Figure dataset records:
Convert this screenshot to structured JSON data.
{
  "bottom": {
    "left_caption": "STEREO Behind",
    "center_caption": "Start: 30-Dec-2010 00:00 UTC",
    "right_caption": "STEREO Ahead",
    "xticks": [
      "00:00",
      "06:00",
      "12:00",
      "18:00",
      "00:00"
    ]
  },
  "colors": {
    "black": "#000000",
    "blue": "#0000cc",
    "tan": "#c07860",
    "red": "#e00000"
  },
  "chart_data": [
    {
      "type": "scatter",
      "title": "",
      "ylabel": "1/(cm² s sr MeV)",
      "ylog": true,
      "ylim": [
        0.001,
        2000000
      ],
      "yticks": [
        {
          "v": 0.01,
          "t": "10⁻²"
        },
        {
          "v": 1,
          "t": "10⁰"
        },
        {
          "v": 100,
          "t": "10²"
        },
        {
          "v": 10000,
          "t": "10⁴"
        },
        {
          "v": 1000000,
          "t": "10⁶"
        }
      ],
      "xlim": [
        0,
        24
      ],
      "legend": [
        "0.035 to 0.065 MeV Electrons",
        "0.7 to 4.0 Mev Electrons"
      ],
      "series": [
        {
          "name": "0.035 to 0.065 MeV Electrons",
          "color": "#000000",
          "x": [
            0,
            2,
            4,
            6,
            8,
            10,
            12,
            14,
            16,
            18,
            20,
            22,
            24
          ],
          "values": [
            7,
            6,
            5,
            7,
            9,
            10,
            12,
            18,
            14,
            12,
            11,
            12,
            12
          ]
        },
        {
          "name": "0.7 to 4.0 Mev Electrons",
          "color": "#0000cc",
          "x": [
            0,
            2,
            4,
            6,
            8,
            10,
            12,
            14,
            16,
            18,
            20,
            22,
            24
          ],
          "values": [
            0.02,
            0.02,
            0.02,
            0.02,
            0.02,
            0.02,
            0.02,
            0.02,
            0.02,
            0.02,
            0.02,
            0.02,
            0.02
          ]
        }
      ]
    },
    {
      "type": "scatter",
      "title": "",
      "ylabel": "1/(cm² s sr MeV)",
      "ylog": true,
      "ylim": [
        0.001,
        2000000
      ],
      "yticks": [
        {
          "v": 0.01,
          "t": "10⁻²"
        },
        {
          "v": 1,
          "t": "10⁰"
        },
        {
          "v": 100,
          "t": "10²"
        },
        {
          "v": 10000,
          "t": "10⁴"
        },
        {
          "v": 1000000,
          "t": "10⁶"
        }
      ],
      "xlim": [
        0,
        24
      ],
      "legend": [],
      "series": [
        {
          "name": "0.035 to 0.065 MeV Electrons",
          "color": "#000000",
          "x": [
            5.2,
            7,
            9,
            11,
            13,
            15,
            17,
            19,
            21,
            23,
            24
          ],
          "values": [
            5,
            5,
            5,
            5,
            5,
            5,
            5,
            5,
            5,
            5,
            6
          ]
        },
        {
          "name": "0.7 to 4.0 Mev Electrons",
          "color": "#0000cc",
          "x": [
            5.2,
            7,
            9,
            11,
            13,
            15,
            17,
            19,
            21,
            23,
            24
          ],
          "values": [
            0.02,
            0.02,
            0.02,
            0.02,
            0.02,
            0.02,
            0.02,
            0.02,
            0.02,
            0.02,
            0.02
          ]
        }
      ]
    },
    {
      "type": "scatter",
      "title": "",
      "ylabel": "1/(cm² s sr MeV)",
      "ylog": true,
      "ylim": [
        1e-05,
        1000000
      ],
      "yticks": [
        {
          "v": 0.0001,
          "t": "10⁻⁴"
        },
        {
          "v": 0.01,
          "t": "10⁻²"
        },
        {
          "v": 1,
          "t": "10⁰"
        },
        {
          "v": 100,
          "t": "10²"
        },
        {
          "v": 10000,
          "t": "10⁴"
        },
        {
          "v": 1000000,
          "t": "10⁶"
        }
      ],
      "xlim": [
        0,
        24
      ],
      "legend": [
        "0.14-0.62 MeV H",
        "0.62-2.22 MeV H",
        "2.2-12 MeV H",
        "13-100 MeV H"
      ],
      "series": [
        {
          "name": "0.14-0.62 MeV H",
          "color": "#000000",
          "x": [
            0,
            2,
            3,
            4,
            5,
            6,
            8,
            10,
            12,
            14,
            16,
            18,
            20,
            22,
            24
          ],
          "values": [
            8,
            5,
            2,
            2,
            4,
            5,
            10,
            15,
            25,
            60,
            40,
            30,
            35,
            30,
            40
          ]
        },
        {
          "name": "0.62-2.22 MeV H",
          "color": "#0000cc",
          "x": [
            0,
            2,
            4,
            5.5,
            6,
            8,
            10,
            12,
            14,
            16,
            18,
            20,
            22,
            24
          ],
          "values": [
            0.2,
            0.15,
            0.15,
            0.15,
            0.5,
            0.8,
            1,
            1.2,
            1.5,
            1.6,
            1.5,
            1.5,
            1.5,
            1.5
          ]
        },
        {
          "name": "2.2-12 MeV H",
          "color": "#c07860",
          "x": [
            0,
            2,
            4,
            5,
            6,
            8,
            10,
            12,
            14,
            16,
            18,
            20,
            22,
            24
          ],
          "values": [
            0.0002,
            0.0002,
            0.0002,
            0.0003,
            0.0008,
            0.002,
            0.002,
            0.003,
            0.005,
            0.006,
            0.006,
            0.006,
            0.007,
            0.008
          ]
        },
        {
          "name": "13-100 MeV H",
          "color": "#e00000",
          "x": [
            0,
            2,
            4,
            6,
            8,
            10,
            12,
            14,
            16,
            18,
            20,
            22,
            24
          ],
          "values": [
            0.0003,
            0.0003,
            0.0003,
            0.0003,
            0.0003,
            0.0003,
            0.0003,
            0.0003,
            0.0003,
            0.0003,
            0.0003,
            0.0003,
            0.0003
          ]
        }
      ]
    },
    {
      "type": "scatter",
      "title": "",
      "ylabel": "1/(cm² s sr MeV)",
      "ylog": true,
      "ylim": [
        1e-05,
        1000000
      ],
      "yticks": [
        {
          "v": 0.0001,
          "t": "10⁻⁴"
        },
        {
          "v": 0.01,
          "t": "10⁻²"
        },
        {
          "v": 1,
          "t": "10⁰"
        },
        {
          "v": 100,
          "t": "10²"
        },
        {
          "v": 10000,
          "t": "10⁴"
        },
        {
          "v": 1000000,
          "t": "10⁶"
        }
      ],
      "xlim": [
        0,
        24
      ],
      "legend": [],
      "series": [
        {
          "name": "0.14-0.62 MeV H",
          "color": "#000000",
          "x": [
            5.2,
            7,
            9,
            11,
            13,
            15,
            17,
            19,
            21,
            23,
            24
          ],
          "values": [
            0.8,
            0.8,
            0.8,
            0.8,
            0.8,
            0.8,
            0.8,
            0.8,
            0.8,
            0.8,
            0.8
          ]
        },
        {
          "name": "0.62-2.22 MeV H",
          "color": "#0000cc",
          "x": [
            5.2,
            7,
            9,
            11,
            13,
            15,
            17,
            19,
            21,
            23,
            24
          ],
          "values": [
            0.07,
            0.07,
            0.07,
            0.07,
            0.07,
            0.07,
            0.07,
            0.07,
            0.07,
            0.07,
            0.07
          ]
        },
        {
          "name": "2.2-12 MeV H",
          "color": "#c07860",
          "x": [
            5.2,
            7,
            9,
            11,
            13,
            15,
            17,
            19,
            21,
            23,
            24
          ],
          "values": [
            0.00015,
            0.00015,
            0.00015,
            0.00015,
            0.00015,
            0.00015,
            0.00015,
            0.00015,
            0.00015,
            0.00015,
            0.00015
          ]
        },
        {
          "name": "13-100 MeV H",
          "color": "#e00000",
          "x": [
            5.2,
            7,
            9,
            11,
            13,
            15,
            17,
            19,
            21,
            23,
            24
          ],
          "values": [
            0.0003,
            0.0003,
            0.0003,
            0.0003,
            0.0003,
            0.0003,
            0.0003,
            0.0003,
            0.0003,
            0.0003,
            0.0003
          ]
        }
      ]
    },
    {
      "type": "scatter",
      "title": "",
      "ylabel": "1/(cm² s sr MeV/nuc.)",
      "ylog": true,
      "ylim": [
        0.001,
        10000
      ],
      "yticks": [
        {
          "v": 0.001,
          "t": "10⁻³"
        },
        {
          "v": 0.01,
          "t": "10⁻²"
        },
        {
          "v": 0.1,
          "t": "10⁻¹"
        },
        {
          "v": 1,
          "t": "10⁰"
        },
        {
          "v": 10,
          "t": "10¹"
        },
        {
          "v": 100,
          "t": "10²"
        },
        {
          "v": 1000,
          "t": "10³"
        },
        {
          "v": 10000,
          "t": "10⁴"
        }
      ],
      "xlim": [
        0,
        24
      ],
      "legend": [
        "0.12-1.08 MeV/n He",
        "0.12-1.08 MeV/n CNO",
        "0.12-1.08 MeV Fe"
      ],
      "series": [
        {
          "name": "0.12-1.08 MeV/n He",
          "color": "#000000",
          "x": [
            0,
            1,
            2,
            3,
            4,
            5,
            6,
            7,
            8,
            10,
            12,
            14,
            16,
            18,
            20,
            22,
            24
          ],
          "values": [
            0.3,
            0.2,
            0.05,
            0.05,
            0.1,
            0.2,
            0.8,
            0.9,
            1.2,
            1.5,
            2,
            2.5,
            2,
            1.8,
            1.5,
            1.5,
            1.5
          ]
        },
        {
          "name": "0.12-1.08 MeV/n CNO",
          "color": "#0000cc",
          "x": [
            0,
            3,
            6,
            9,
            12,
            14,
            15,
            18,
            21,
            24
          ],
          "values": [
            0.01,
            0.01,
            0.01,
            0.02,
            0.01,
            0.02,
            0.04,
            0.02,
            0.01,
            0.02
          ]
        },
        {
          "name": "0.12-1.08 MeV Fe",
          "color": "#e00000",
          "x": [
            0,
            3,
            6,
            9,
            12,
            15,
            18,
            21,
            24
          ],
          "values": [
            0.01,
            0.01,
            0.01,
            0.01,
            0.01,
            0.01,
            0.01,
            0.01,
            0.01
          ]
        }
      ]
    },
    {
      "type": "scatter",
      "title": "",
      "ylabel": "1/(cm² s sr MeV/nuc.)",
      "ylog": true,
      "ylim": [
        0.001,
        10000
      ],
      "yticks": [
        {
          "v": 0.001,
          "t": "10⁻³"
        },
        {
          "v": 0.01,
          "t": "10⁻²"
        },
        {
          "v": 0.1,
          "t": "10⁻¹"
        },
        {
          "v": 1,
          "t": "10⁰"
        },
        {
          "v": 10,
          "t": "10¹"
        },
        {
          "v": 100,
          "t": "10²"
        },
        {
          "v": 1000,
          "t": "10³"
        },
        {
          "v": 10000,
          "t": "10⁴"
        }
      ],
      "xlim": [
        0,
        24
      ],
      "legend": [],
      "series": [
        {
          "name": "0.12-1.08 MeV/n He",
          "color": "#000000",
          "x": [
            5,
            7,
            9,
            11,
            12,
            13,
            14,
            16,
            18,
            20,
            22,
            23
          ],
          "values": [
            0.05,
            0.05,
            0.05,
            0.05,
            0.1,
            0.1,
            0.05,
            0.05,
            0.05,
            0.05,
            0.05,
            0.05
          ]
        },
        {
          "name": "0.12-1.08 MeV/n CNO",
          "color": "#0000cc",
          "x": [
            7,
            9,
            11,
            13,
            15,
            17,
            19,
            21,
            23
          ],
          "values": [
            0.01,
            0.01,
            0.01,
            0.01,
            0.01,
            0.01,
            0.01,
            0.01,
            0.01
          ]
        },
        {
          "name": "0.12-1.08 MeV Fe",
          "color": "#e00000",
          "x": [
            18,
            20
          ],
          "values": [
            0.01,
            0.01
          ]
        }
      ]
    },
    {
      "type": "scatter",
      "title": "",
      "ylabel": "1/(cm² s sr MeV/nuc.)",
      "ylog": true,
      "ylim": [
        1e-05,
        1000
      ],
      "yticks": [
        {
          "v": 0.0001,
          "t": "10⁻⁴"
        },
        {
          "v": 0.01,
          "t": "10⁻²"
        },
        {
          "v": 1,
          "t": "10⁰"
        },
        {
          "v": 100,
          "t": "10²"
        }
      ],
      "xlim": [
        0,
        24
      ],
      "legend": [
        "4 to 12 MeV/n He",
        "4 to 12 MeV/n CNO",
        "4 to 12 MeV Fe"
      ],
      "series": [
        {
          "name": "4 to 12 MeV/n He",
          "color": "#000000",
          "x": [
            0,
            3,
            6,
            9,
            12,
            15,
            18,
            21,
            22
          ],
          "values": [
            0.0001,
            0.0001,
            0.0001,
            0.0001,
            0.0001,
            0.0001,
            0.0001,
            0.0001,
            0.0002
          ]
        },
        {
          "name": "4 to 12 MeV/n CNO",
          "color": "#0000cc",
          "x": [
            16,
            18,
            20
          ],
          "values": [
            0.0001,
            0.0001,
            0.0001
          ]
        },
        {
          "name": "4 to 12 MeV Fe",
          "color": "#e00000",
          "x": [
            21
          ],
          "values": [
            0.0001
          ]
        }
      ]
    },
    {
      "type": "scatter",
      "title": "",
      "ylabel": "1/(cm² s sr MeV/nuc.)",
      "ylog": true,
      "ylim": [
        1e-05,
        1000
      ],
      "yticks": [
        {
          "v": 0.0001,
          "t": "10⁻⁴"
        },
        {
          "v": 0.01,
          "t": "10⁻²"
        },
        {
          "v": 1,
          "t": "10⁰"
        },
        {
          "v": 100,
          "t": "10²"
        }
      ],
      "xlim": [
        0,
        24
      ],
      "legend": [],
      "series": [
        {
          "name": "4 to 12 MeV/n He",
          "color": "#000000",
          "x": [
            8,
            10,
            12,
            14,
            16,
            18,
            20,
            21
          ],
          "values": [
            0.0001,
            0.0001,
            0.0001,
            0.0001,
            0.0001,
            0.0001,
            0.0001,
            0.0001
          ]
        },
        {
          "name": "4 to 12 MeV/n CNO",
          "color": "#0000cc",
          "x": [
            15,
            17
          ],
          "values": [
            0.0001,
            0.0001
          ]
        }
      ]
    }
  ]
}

> What is being asked:
Show all lines from the records above where the word "STEREO" occurs.

> Solved exercise:
    "left_caption": "STEREO Behind",
    "right_caption": "STEREO Ahead",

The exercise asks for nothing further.